■ **SHORT PROBLEM**
Present the data once more in exactly its original form.

■ **GIVEN INFORMATION**
+===+
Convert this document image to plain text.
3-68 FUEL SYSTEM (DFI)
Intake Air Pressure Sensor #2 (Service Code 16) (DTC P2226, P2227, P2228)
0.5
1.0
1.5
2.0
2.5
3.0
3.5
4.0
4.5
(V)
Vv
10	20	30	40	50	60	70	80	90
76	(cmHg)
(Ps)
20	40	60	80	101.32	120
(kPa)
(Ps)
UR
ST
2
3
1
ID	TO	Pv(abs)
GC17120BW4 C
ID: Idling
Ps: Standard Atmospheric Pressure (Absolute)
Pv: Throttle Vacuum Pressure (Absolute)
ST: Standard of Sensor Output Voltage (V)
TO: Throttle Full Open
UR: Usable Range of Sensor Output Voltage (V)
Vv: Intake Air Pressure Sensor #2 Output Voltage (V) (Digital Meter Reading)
+===+
■ **EXERCISE RESPONSE**
Convert this document image to plain text.
3-68 FUEL SYSTEM (DFI)
Intake Air Pressure Sensor #2 (Service Code 16) (DTC P2226, P2227, P2228)
0.5
1.0
1.5
2.0
2.5
3.0
3.5
4.0
4.5
(V)
Vv
10	20	30	40	50	60	70	80	90
76	(cmHg)
(Ps)
20	40	60	80	101.32	120
(kPa)
(Ps)
UR
ST
2
3
1
ID	TO	Pv(abs)
GC17120BW4 C
ID: Idling
Ps: Standard Atmospheric Pressure (Absolute)
Pv: Throttle Vacuum Pressure (Absolute)
ST: Standard of Sensor Output Voltage (V)
TO: Throttle Full Open
UR: Usable Range of Sensor Output Voltage (V)
Vv: Intake Air Pressure Sensor #2 Output Voltage (V) (Digital Meter Reading)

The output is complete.